Direction:
Pick out each line with the word "JSON" from the material that follows.

Listed entries:
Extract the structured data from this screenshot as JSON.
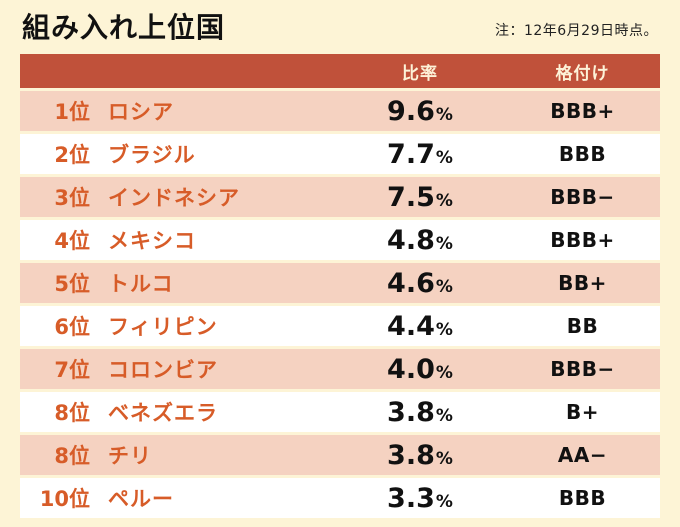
{
  "title": "組み入れ上位国",
  "note": "注：12年6月29日時点。",
  "table": {
    "headers": {
      "ratio": "比率",
      "rating": "格付け"
    },
    "percent_sign": "%",
    "rows": [
      {
        "rank": "1位",
        "country": "ロシア",
        "ratio": "9.6",
        "rating": "BBB+"
      },
      {
        "rank": "2位",
        "country": "ブラジル",
        "ratio": "7.7",
        "rating": "BBB"
      },
      {
        "rank": "3位",
        "country": "インドネシア",
        "ratio": "7.5",
        "rating": "BBB−"
      },
      {
        "rank": "4位",
        "country": "メキシコ",
        "ratio": "4.8",
        "rating": "BBB+"
      },
      {
        "rank": "5位",
        "country": "トルコ",
        "ratio": "4.6",
        "rating": "BB+"
      },
      {
        "rank": "6位",
        "country": "フィリピン",
        "ratio": "4.4",
        "rating": "BB"
      },
      {
        "rank": "7位",
        "country": "コロンビア",
        "ratio": "4.0",
        "rating": "BBB−"
      },
      {
        "rank": "8位",
        "country": "ベネズエラ",
        "ratio": "3.8",
        "rating": "B+"
      },
      {
        "rank": "8位",
        "country": "チリ",
        "ratio": "3.8",
        "rating": "AA−"
      },
      {
        "rank": "10位",
        "country": "ペルー",
        "ratio": "3.3",
        "rating": "BBB"
      }
    ]
  },
  "colors": {
    "background": "#fdf4d6",
    "header_bg": "#c0513a",
    "header_text": "#fdf2d8",
    "row_pink": "#f5d2c1",
    "row_white": "#ffffff",
    "accent_text": "#d75c28",
    "value_text": "#111111"
  },
  "chart_data": {
    "type": "table",
    "title": "組み入れ上位国",
    "note": "注：12年6月29日時点。",
    "columns": [
      "",
      "",
      "比率",
      "格付け"
    ],
    "rows": [
      [
        "1位",
        "ロシア",
        9.6,
        "BBB+"
      ],
      [
        "2位",
        "ブラジル",
        7.7,
        "BBB"
      ],
      [
        "3位",
        "インドネシア",
        7.5,
        "BBB−"
      ],
      [
        "4位",
        "メキシコ",
        4.8,
        "BBB+"
      ],
      [
        "5位",
        "トルコ",
        4.6,
        "BB+"
      ],
      [
        "6位",
        "フィリピン",
        4.4,
        "BB"
      ],
      [
        "7位",
        "コロンビア",
        4.0,
        "BBB−"
      ],
      [
        "8位",
        "ベネズエラ",
        3.8,
        "B+"
      ],
      [
        "8位",
        "チリ",
        3.8,
        "AA−"
      ],
      [
        "10位",
        "ペルー",
        3.3,
        "BBB"
      ]
    ],
    "layout": {
      "alternating_rows": true,
      "header_position": "top",
      "ratio_unit": "%"
    }
  }
}
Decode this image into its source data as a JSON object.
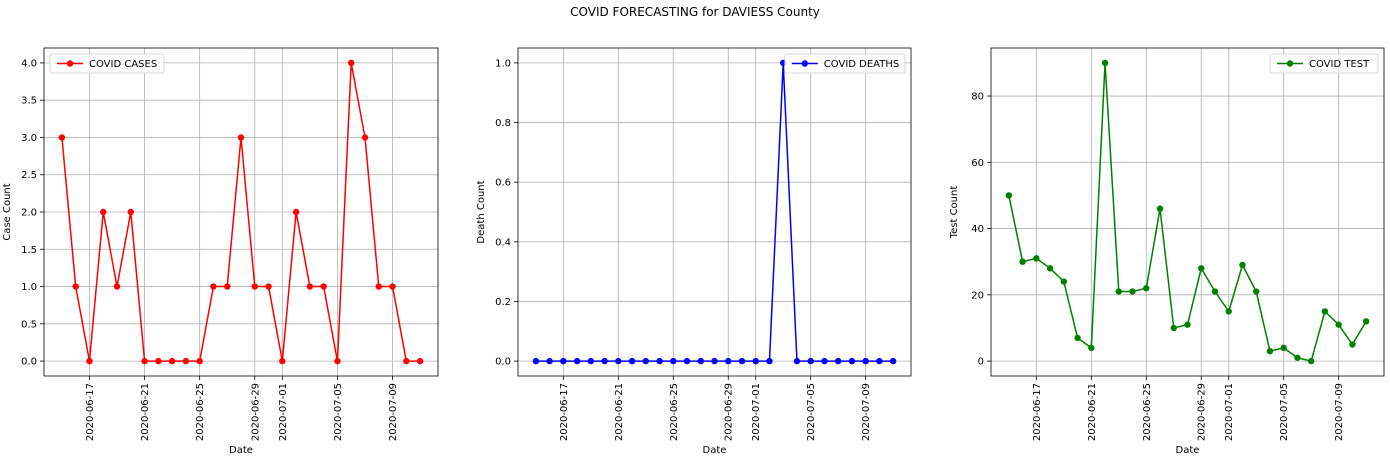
{
  "figure": {
    "title": "COVID FORECASTING for DAVIESS County"
  },
  "chart_data": [
    {
      "type": "line",
      "xlabel": "Date",
      "ylabel": "Case Count",
      "color": "#ff0000",
      "legend": {
        "label": "COVID CASES",
        "placement": "upper-left"
      },
      "grid": true,
      "x_start": "2020-06-15",
      "x_tick_labels": [
        "2020-06-17",
        "2020-06-21",
        "2020-06-25",
        "2020-06-29",
        "2020-07-01",
        "2020-07-05",
        "2020-07-09"
      ],
      "ylim": [
        -0.2,
        4.2
      ],
      "y_ticks": [
        0.0,
        0.5,
        1.0,
        1.5,
        2.0,
        2.5,
        3.0,
        3.5,
        4.0
      ],
      "y_tick_labels": [
        "0.0",
        "0.5",
        "1.0",
        "1.5",
        "2.0",
        "2.5",
        "3.0",
        "3.5",
        "4.0"
      ],
      "values": [
        3,
        1,
        0,
        2,
        1,
        2,
        0,
        0,
        0,
        0,
        0,
        1,
        1,
        3,
        1,
        1,
        0,
        2,
        1,
        1,
        0,
        4,
        3,
        1,
        1,
        0,
        0
      ]
    },
    {
      "type": "line",
      "xlabel": "Date",
      "ylabel": "Death Count",
      "color": "#0000ff",
      "legend": {
        "label": "COVID DEATHS",
        "placement": "upper-right"
      },
      "grid": true,
      "x_start": "2020-06-15",
      "x_tick_labels": [
        "2020-06-17",
        "2020-06-21",
        "2020-06-25",
        "2020-06-29",
        "2020-07-01",
        "2020-07-05",
        "2020-07-09"
      ],
      "ylim": [
        -0.05,
        1.05
      ],
      "y_ticks": [
        0.0,
        0.2,
        0.4,
        0.6,
        0.8,
        1.0
      ],
      "y_tick_labels": [
        "0.0",
        "0.2",
        "0.4",
        "0.6",
        "0.8",
        "1.0"
      ],
      "values": [
        0,
        0,
        0,
        0,
        0,
        0,
        0,
        0,
        0,
        0,
        0,
        0,
        0,
        0,
        0,
        0,
        0,
        0,
        1,
        0,
        0,
        0,
        0,
        0,
        0,
        0,
        0
      ]
    },
    {
      "type": "line",
      "xlabel": "Date",
      "ylabel": "Test Count",
      "color": "#008000",
      "legend": {
        "label": "COVID TEST",
        "placement": "upper-right"
      },
      "grid": true,
      "x_start": "2020-06-15",
      "x_tick_labels": [
        "2020-06-17",
        "2020-06-21",
        "2020-06-25",
        "2020-06-29",
        "2020-07-01",
        "2020-07-05",
        "2020-07-09"
      ],
      "ylim": [
        -4.5,
        94.5
      ],
      "y_ticks": [
        0,
        20,
        40,
        60,
        80
      ],
      "y_tick_labels": [
        "0",
        "20",
        "40",
        "60",
        "80"
      ],
      "values": [
        50,
        30,
        31,
        28,
        24,
        7,
        4,
        90,
        21,
        21,
        22,
        46,
        10,
        11,
        28,
        21,
        15,
        29,
        21,
        3,
        4,
        1,
        0,
        15,
        11,
        5,
        12
      ]
    }
  ]
}
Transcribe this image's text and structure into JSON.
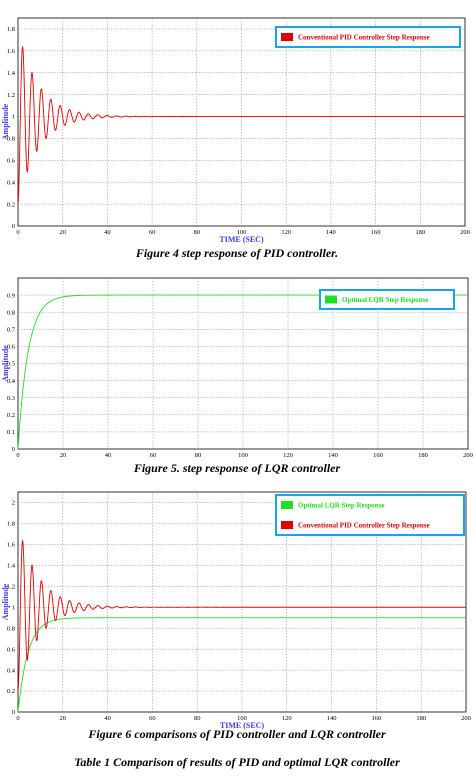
{
  "header_fragment": "",
  "figures": [
    {
      "caption": "Figure 4   step response of PID controller.",
      "ylabel": "Amplitude",
      "xlabel": "TIME (SEC)",
      "legend": [
        {
          "label": "Conventional  PID Controller Step Response",
          "color": "#e00000"
        }
      ]
    },
    {
      "caption": "Figure 5. step response of LQR controller",
      "ylabel": "Amplitude",
      "xlabel": "",
      "legend": [
        {
          "label": "Optimal LQR Step Response",
          "color": "#22dd22"
        }
      ]
    },
    {
      "caption": "Figure 6 comparisons of PID controller and LQR controller",
      "ylabel": "Amplitude",
      "xlabel": "TIME (SEC)",
      "legend": [
        {
          "label": "Optimal LQR Step Response",
          "color": "#22dd22"
        },
        {
          "label": "Conventional  PID Controller Step Response",
          "color": "#e00000"
        }
      ]
    }
  ],
  "table_caption": "Table 1 Comparison of results of PID and optimal LQR controller",
  "chart_data": [
    {
      "type": "line",
      "xlabel": "TIME (SEC)",
      "ylabel": "Amplitude",
      "xlim": [
        0,
        200
      ],
      "ylim": [
        0,
        1.9
      ],
      "xticks": [
        0,
        20,
        40,
        60,
        80,
        100,
        120,
        140,
        160,
        180,
        200
      ],
      "yticks": [
        0,
        0.2,
        0.4,
        0.6,
        0.8,
        1,
        1.2,
        1.4,
        1.6,
        1.8
      ],
      "grid": true,
      "legend_position": "top-right",
      "series": [
        {
          "name": "Conventional  PID Controller Step Response",
          "color": "#e00000",
          "model": {
            "kind": "damped-oscillation",
            "final": 1.0,
            "overshoot": 0.8,
            "decay": 0.11,
            "period": 4.2
          }
        }
      ]
    },
    {
      "type": "line",
      "xlabel": "",
      "ylabel": "Amplitude",
      "xlim": [
        0,
        200
      ],
      "ylim": [
        0,
        1
      ],
      "xticks": [
        0,
        20,
        40,
        60,
        80,
        100,
        120,
        140,
        160,
        180,
        200
      ],
      "yticks": [
        0,
        0.1,
        0.2,
        0.3,
        0.4,
        0.5,
        0.6,
        0.7,
        0.8,
        0.9
      ],
      "grid": true,
      "legend_position": "top-right",
      "series": [
        {
          "name": "Optimal LQR Step Response",
          "color": "#22dd22",
          "model": {
            "kind": "first-order",
            "final": 0.9,
            "tau": 4.5
          }
        }
      ]
    },
    {
      "type": "line",
      "xlabel": "TIME (SEC)",
      "ylabel": "Amplitude",
      "xlim": [
        0,
        200
      ],
      "ylim": [
        0,
        2.1
      ],
      "xticks": [
        0,
        20,
        40,
        60,
        80,
        100,
        120,
        140,
        160,
        180,
        200
      ],
      "yticks": [
        0,
        0.2,
        0.4,
        0.6,
        0.8,
        1,
        1.2,
        1.4,
        1.6,
        1.8,
        2
      ],
      "grid": true,
      "legend_position": "top-right",
      "series": [
        {
          "name": "Optimal LQR Step Response",
          "color": "#22dd22",
          "model": {
            "kind": "first-order",
            "final": 0.9,
            "tau": 4.5
          }
        },
        {
          "name": "Conventional  PID Controller Step Response",
          "color": "#e00000",
          "model": {
            "kind": "damped-oscillation",
            "final": 1.0,
            "overshoot": 0.8,
            "decay": 0.11,
            "period": 4.2
          }
        }
      ]
    }
  ]
}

Full response:
Extract the structured data from this screenshot as JSON.
Decode this image into its source data as a JSON object.
Transcribe this image's text and structure into JSON.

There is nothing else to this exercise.